Data items:
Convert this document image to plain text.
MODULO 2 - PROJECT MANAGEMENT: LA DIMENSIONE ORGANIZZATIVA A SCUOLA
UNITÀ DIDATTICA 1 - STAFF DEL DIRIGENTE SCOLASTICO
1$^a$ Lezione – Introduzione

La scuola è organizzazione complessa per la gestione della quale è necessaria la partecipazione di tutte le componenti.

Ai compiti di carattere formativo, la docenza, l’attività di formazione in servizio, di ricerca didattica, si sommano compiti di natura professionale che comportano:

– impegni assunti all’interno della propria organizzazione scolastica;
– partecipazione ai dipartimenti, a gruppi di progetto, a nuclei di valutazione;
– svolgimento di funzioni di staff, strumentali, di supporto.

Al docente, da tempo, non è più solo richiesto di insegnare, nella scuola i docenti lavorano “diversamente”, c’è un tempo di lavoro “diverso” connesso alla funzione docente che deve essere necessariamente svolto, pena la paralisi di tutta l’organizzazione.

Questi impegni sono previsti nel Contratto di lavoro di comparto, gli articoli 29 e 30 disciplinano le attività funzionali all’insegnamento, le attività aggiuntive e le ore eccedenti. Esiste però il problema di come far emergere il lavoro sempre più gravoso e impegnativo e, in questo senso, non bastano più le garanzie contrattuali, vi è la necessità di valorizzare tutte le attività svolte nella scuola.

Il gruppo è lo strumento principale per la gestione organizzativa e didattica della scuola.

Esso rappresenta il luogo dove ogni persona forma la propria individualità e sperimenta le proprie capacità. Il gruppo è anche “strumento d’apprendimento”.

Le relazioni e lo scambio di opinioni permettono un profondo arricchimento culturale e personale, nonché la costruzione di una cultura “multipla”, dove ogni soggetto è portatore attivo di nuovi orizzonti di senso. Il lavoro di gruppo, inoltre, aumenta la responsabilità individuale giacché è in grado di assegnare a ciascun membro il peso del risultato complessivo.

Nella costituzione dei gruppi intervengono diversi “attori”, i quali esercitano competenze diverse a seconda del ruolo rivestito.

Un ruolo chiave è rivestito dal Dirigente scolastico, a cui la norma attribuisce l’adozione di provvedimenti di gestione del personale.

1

* **DESCRIPTION OF THE TASK**: Select every line where the word "gruppo" occurs.

* **RESULT**:
Il gruppo è lo strumento principale per la gestione organizzativa e didattica della scuola.
Esso rappresenta il luogo dove ogni persona forma la propria individualità e sperimenta le proprie capacità. Il gruppo è anche “strumento d’apprendimento”.
Le relazioni e lo scambio di opinioni permettono un profondo arricchimento culturale e personale, nonché la costruzione di una cultura “multipla”, dove ogni soggetto è portatore attivo di nuovi orizzonti di senso. Il lavoro di gruppo, inoltre, aumenta la responsabilità individuale giacché è in grado di assegnare a ciascun membro il peso del risultato complessivo.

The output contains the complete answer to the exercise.